**TASK STATEMENT**
Report how many lines in the records hold the string "परसर"; give the number and nothing else.

**STORED RECORDS**
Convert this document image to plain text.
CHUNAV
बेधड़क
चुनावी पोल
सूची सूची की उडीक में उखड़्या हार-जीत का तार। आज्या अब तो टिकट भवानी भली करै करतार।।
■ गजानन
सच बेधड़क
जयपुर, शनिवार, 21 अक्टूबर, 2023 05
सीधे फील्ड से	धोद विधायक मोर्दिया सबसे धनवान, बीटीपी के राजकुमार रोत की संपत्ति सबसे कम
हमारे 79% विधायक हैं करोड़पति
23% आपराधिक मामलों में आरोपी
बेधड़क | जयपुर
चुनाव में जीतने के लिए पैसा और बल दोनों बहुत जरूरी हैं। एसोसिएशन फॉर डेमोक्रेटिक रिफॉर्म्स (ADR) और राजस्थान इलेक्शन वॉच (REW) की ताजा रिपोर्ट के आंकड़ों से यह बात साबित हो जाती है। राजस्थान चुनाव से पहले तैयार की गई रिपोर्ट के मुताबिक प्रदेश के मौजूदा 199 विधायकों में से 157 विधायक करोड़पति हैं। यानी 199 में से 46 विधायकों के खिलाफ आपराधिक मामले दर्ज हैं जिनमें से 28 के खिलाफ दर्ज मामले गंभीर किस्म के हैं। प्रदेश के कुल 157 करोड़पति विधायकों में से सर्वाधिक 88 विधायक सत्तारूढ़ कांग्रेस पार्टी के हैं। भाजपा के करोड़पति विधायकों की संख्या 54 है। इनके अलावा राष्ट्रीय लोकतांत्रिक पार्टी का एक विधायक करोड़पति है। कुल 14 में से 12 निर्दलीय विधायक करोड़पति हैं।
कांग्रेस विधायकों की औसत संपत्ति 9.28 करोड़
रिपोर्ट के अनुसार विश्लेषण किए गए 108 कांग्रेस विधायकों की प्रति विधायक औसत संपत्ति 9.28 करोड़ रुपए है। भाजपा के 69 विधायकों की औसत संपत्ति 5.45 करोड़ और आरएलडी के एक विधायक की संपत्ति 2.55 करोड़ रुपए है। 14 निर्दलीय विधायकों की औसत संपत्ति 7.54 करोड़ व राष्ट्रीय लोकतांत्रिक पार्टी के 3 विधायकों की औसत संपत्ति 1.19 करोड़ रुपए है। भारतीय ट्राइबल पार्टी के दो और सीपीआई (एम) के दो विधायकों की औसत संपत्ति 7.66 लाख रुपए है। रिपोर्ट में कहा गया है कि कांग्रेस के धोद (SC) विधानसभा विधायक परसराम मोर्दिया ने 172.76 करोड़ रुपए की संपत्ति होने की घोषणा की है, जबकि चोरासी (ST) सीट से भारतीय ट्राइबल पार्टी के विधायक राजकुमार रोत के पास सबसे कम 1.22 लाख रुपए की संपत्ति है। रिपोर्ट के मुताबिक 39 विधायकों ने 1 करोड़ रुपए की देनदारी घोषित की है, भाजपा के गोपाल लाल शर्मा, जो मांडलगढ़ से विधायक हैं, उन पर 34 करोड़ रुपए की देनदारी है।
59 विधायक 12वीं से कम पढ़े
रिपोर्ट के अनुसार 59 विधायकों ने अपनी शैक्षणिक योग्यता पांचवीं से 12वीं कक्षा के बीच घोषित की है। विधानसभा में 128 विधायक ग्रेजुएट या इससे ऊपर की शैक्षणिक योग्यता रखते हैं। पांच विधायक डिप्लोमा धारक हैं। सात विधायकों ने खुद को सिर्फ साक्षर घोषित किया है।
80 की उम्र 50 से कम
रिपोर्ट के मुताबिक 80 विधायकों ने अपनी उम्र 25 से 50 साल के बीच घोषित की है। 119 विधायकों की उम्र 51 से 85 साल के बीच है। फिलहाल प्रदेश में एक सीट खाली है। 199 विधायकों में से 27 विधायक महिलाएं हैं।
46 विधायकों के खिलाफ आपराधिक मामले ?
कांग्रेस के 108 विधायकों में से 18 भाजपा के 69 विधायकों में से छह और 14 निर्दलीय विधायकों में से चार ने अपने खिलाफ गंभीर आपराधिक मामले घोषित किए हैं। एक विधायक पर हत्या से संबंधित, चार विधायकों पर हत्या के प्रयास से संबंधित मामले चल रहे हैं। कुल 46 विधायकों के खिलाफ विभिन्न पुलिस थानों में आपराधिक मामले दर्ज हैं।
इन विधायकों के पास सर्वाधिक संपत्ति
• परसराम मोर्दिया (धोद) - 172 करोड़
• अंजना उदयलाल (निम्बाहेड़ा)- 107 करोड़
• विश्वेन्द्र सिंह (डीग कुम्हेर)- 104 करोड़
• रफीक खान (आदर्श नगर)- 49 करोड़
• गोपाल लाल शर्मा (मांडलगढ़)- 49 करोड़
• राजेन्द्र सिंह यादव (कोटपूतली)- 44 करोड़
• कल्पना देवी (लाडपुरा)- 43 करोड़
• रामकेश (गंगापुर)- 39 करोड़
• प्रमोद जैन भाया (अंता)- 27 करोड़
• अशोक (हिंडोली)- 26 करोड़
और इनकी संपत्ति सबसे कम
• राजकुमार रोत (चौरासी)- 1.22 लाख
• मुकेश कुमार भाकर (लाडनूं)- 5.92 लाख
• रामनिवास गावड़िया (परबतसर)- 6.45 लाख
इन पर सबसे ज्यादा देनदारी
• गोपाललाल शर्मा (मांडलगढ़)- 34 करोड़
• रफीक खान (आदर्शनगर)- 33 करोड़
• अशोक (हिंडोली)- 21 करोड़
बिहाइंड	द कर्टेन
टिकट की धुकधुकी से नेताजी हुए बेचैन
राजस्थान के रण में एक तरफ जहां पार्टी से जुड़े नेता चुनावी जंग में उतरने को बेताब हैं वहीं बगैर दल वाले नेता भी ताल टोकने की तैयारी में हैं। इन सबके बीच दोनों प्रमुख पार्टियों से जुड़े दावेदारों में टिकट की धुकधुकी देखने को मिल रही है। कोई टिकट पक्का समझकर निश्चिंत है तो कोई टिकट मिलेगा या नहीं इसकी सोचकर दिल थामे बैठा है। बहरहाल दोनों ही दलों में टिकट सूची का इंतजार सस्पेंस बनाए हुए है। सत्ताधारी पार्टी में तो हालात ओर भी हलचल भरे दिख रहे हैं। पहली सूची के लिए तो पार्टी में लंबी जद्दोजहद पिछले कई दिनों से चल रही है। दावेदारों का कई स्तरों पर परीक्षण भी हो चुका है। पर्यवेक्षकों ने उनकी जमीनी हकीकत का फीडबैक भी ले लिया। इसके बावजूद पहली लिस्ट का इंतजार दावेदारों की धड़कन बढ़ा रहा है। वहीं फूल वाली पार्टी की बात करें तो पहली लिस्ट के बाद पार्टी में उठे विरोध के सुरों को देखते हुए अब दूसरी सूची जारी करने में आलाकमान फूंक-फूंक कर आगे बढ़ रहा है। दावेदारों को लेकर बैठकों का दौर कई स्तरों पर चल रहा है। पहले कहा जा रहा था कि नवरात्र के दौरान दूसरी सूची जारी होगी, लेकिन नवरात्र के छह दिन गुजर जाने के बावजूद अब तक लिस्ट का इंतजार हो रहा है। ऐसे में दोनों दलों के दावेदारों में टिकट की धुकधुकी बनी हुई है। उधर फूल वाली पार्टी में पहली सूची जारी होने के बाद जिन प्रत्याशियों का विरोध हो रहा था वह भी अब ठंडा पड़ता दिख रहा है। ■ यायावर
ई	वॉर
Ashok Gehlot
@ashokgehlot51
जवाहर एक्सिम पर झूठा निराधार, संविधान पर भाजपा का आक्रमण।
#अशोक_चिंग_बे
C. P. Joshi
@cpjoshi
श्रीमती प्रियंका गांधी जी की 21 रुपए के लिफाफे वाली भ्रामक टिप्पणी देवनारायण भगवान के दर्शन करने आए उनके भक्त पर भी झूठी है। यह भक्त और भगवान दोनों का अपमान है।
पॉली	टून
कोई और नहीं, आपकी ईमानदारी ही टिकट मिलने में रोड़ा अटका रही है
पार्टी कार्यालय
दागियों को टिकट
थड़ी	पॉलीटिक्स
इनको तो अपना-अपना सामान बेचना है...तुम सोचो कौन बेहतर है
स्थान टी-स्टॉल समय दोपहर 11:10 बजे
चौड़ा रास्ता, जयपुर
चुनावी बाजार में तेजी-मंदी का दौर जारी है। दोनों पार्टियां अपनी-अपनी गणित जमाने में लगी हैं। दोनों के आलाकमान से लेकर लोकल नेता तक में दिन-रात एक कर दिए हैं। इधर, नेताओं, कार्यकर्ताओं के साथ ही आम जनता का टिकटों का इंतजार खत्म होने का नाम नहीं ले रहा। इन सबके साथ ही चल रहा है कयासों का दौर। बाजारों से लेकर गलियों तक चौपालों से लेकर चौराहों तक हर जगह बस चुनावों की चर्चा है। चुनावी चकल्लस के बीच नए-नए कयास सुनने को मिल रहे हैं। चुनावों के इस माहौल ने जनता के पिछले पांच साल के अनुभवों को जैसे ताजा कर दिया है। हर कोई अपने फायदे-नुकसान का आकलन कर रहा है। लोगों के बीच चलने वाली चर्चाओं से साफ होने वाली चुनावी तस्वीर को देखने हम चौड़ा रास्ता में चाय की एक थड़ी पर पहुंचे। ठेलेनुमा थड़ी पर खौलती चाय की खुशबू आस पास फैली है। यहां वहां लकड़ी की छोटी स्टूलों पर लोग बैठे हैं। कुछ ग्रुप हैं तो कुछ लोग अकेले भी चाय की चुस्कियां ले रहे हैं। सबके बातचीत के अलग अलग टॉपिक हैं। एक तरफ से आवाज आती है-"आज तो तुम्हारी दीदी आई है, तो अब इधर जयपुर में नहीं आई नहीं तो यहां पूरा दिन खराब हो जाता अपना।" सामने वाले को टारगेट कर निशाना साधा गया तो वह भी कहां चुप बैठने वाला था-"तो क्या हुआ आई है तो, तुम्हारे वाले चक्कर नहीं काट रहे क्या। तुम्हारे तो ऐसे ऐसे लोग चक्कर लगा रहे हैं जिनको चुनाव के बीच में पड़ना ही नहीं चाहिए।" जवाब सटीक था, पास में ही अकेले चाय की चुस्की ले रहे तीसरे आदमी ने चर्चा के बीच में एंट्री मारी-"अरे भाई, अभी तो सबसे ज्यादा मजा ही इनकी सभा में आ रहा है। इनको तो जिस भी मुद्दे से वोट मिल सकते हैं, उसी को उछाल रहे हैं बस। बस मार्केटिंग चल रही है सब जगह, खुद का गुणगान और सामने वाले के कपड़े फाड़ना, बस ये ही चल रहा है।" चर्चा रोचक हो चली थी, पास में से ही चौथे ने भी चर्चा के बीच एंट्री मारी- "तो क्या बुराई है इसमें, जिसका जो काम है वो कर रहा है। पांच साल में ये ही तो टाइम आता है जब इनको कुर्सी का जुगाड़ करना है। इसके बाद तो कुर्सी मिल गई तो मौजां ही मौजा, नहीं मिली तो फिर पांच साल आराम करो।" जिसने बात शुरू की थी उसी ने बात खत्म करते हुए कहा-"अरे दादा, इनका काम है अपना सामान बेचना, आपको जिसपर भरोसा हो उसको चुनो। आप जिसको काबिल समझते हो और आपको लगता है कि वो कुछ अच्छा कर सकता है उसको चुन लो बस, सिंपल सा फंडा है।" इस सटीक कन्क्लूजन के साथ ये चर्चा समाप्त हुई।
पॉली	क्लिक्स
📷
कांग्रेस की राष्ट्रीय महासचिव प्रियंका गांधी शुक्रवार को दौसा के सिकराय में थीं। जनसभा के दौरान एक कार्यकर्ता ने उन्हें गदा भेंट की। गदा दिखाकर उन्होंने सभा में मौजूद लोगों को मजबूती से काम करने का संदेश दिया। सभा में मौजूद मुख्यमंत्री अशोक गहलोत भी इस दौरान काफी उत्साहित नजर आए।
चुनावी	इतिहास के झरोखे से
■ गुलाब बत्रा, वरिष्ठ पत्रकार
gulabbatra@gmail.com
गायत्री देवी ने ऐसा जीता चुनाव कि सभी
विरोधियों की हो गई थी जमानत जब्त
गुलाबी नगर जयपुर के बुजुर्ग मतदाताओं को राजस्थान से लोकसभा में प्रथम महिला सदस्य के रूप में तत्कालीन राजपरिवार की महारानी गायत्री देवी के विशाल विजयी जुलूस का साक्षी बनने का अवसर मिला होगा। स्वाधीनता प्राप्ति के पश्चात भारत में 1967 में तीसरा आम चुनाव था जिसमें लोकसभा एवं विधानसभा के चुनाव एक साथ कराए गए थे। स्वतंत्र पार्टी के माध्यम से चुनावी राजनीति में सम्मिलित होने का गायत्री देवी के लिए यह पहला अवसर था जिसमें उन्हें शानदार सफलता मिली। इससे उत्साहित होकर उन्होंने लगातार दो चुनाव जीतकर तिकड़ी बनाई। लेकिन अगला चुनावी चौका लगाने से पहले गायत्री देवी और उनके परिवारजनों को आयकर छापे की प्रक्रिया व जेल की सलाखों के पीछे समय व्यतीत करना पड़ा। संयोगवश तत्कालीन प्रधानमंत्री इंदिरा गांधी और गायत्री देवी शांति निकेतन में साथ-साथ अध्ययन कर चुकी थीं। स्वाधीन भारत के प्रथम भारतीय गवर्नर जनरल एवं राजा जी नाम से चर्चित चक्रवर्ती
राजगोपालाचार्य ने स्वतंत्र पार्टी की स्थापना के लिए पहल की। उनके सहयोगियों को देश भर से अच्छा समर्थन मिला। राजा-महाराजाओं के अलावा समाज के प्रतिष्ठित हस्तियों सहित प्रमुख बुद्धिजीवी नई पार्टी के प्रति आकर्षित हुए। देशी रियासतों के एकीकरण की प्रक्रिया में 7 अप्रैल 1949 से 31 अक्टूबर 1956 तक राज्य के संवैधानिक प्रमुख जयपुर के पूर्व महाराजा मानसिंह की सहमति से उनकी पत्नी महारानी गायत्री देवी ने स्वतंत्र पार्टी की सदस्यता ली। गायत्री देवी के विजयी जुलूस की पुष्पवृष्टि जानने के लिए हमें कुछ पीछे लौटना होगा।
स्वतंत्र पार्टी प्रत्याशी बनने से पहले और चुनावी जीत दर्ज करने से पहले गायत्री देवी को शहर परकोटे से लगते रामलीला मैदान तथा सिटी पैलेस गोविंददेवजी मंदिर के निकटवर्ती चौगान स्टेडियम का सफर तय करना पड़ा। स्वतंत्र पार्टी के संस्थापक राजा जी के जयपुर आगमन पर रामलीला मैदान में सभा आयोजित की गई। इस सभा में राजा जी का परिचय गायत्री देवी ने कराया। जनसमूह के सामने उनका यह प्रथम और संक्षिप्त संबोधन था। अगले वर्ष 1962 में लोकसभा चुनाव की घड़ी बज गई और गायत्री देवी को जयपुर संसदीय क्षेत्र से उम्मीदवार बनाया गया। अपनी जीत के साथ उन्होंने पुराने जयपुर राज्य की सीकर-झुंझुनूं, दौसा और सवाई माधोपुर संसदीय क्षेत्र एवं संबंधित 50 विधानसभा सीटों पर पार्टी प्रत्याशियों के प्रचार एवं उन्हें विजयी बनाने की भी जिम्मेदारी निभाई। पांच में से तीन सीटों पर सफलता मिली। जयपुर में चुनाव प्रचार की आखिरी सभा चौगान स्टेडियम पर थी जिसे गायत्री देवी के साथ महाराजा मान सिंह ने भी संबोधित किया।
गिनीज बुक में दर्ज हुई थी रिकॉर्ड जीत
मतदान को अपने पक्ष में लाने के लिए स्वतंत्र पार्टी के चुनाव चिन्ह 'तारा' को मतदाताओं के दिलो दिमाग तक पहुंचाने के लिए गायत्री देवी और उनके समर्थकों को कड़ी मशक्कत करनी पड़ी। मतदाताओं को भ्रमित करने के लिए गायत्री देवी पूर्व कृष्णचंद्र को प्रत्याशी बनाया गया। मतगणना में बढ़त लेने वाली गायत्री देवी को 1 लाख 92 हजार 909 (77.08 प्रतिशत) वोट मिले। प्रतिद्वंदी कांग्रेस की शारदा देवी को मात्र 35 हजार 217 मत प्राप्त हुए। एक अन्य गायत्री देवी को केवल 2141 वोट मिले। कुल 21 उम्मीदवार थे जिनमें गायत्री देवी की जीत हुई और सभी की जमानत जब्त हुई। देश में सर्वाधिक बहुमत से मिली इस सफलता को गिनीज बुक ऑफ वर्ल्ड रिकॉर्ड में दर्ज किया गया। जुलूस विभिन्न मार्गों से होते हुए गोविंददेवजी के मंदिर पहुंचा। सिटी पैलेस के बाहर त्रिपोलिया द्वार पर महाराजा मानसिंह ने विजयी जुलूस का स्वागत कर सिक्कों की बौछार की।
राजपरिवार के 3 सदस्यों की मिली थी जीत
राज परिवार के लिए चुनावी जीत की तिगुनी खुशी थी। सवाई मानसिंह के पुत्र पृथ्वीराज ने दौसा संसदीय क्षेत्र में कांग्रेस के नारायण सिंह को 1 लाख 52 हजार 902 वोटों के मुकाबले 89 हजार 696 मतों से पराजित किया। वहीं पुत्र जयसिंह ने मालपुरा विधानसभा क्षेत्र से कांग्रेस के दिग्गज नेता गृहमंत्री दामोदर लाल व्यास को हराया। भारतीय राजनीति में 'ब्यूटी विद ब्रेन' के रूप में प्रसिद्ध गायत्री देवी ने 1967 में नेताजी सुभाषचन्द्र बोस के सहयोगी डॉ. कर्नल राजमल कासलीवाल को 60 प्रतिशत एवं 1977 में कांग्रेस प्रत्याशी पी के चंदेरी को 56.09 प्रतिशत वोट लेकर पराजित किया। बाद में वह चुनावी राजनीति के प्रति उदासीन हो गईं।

**RESULT OF THE TASK**
2